> [WRITTEN REQUEST]: Copy every line with the string "this" in it.

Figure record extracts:
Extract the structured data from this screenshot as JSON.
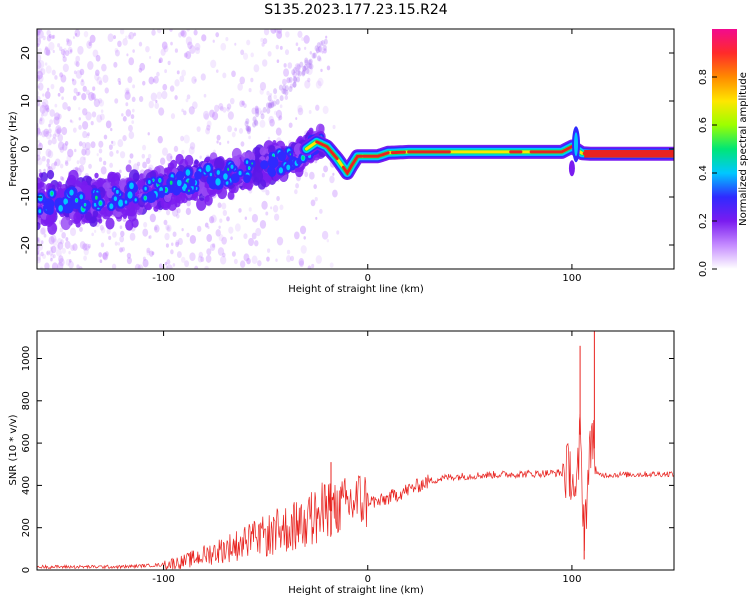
{
  "title": "S135.2023.177.23.15.R24",
  "colors": {
    "snr_line": "#e8231f",
    "spectral_ridge": "#e8231f"
  },
  "chart_data": [
    {
      "type": "heatmap",
      "name": "spectrogram",
      "xlabel": "Height of straight line (km)",
      "ylabel": "Frequency (Hz)",
      "xlim": [
        -162,
        150
      ],
      "ylim": [
        -25,
        25
      ],
      "x_ticks": [
        -100,
        0,
        100
      ],
      "y_ticks": [
        -20,
        -10,
        0,
        10,
        20
      ],
      "colorbar": {
        "label": "Normalized spectral amplitude",
        "range": [
          0,
          1
        ],
        "ticks": [
          "0.0",
          "0.2",
          "0.4",
          "0.6",
          "0.8"
        ],
        "tick_values": [
          0,
          0.2,
          0.4,
          0.6,
          0.8
        ],
        "colormap": [
          "#ffffff",
          "#c58bff",
          "#7a1cf0",
          "#2f2aff",
          "#00c8ff",
          "#00e676",
          "#9cff00",
          "#ffe600",
          "#ff8a00",
          "#ff2a2a",
          "#f20a8f"
        ]
      },
      "ridge": {
        "x": [
          -162,
          -140,
          -120,
          -100,
          -80,
          -60,
          -45,
          -35,
          -25,
          -20,
          -15,
          -10,
          -8,
          -5,
          0,
          5,
          10,
          20,
          40,
          60,
          80,
          95,
          100,
          105,
          110,
          150
        ],
        "y": [
          -11,
          -11,
          -10,
          -8,
          -6,
          -4.5,
          -3,
          -1.5,
          1.5,
          0.5,
          -2,
          -5,
          -3.5,
          -1.5,
          -1.5,
          -1.5,
          -0.8,
          -0.6,
          -0.6,
          -0.6,
          -0.6,
          -0.6,
          0.5,
          -0.9,
          -1.0,
          -1.0
        ]
      },
      "grid": false
    },
    {
      "type": "line",
      "name": "snr",
      "xlabel": "Height of straight line (km)",
      "ylabel": "SNR (10 * v/v)",
      "xlim": [
        -162,
        150
      ],
      "ylim": [
        0,
        1130
      ],
      "x_ticks": [
        -100,
        0,
        100
      ],
      "y_ticks": [
        0,
        200,
        400,
        600,
        800,
        1000
      ],
      "x": [
        -162,
        -140,
        -120,
        -100,
        -90,
        -80,
        -70,
        -60,
        -50,
        -45,
        -40,
        -35,
        -30,
        -25,
        -20,
        -15,
        -10,
        -5,
        0,
        5,
        10,
        15,
        20,
        25,
        30,
        40,
        60,
        80,
        95,
        100,
        102,
        104,
        106,
        108,
        110,
        112,
        120,
        150
      ],
      "y": [
        15,
        15,
        15,
        25,
        40,
        70,
        100,
        130,
        160,
        180,
        195,
        210,
        230,
        250,
        270,
        290,
        310,
        330,
        330,
        320,
        340,
        360,
        380,
        400,
        420,
        440,
        450,
        455,
        460,
        470,
        300,
        640,
        200,
        420,
        700,
        450,
        450,
        455
      ],
      "spikes": [
        {
          "x": -18,
          "y": 510
        },
        {
          "x": 104,
          "y": 1060
        },
        {
          "x": 106,
          "y": 50
        },
        {
          "x": 111,
          "y": 1130
        }
      ],
      "grid": false
    }
  ]
}
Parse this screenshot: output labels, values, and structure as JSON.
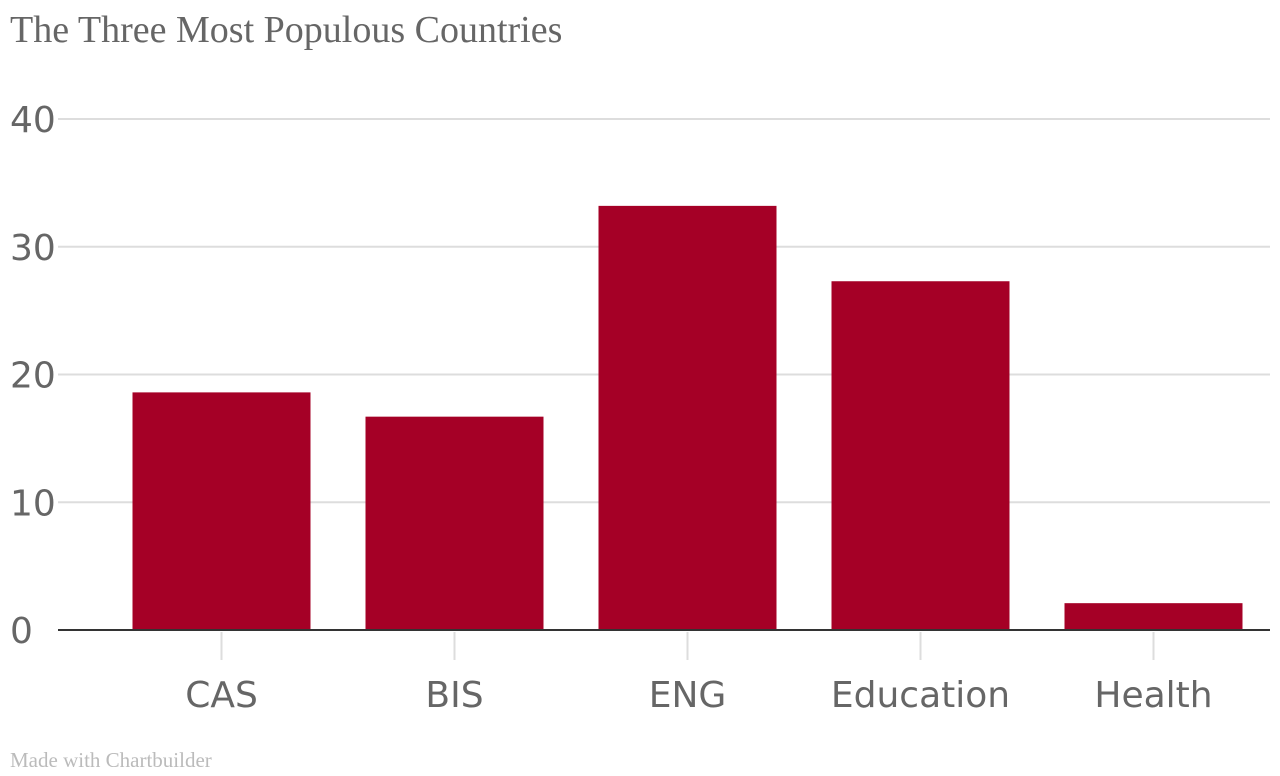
{
  "chart_data": {
    "type": "bar",
    "title": "The Three Most Populous Countries",
    "xlabel": "",
    "ylabel": "",
    "categories": [
      "CAS",
      "BIS",
      "ENG",
      "Education",
      "Health"
    ],
    "values": [
      18.6,
      16.7,
      33.2,
      27.3,
      2.1
    ],
    "ylim": [
      0,
      40
    ],
    "yticks": [
      "0",
      "10",
      "20",
      "30",
      "40"
    ],
    "grid": true,
    "legend": "none",
    "bar_color": "#a50026"
  },
  "footer": {
    "credit": "Made with Chartbuilder"
  }
}
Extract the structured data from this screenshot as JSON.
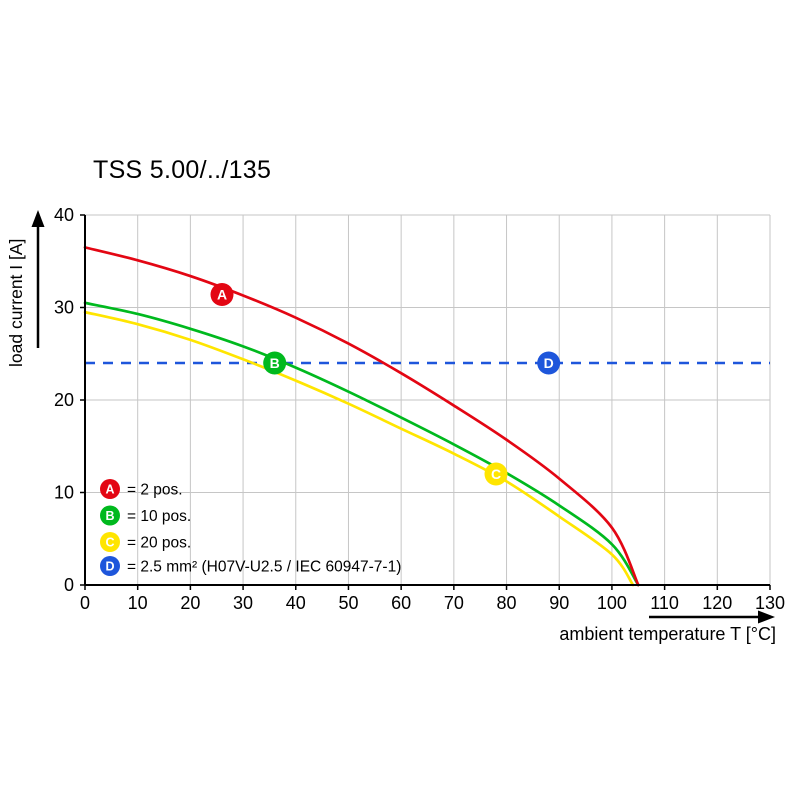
{
  "chart_data": {
    "type": "line",
    "title": "TSS 5.00/../135",
    "xlabel": "ambient temperature T [°C]",
    "ylabel": "load current I [A]",
    "xlim": [
      0,
      130
    ],
    "ylim": [
      0,
      40
    ],
    "xticks": [
      0,
      10,
      20,
      30,
      40,
      50,
      60,
      70,
      80,
      90,
      100,
      110,
      120,
      130
    ],
    "yticks": [
      0,
      10,
      20,
      30,
      40
    ],
    "grid": true,
    "grid_color": "#c6c6c6",
    "axis_color": "#000000",
    "legend_position": "bottom-left-inside",
    "series": [
      {
        "name": "A",
        "label": "= 2 pos.",
        "color": "#e30613",
        "kind": "curve",
        "points": [
          [
            0,
            36.5
          ],
          [
            10,
            35.1
          ],
          [
            20,
            33.4
          ],
          [
            30,
            31.3
          ],
          [
            40,
            28.9
          ],
          [
            50,
            26.1
          ],
          [
            60,
            22.9
          ],
          [
            70,
            19.4
          ],
          [
            80,
            15.7
          ],
          [
            90,
            11.5
          ],
          [
            100,
            6.2
          ],
          [
            105,
            0
          ]
        ],
        "marker_at": [
          26,
          31.4
        ]
      },
      {
        "name": "B",
        "label": "= 10 pos.",
        "color": "#00b91e",
        "kind": "curve",
        "points": [
          [
            0,
            30.5
          ],
          [
            10,
            29.3
          ],
          [
            20,
            27.7
          ],
          [
            30,
            25.8
          ],
          [
            40,
            23.5
          ],
          [
            50,
            20.9
          ],
          [
            60,
            18.1
          ],
          [
            70,
            15.2
          ],
          [
            80,
            12.1
          ],
          [
            90,
            8.6
          ],
          [
            100,
            4.4
          ],
          [
            105,
            0
          ]
        ],
        "marker_at": [
          36,
          24
        ]
      },
      {
        "name": "C",
        "label": "= 20 pos.",
        "color": "#ffe500",
        "kind": "curve",
        "points": [
          [
            0,
            29.5
          ],
          [
            10,
            28.2
          ],
          [
            20,
            26.5
          ],
          [
            30,
            24.4
          ],
          [
            40,
            22.1
          ],
          [
            50,
            19.6
          ],
          [
            60,
            16.9
          ],
          [
            70,
            14.2
          ],
          [
            80,
            11.2
          ],
          [
            90,
            7.4
          ],
          [
            100,
            3.3
          ],
          [
            104,
            0
          ]
        ],
        "marker_at": [
          78,
          12
        ]
      },
      {
        "name": "D",
        "label": "= 2.5 mm² (H07V-U2.5 / IEC 60947-7-1)",
        "color": "#1e56db",
        "kind": "hline",
        "value": 24,
        "dashed": true,
        "marker_at": [
          88,
          24
        ]
      }
    ]
  }
}
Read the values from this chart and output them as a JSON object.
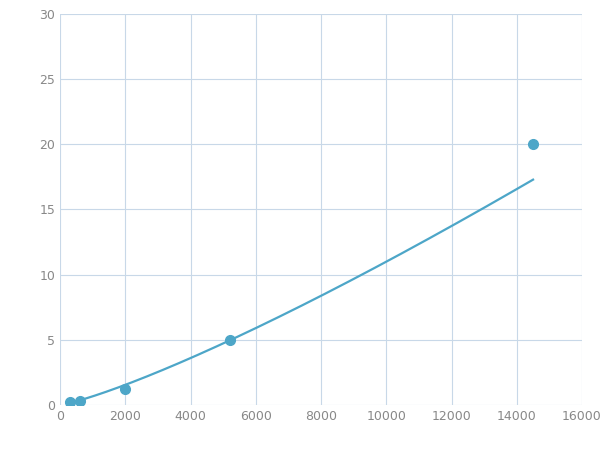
{
  "x_points": [
    300,
    600,
    2000,
    5200,
    14500
  ],
  "y_points": [
    0.2,
    0.3,
    1.2,
    5.0,
    20.0
  ],
  "line_color": "#4da6c8",
  "marker_color": "#4da6c8",
  "marker_size": 7,
  "line_width": 1.6,
  "xlim": [
    0,
    16000
  ],
  "ylim": [
    0,
    30
  ],
  "xticks": [
    0,
    2000,
    4000,
    6000,
    8000,
    10000,
    12000,
    14000,
    16000
  ],
  "yticks": [
    0,
    5,
    10,
    15,
    20,
    25,
    30
  ],
  "grid_color": "#c8d8e8",
  "background_color": "#ffffff",
  "figsize": [
    6.0,
    4.5
  ],
  "dpi": 100
}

> [FULL SOLUTION]:
Extract the structured data from this screenshot as JSON.
Parse this screenshot: output labels, values, and structure as JSON.
Extract the structured data from this screenshot as JSON.
Read the values from this chart and output them as a JSON object.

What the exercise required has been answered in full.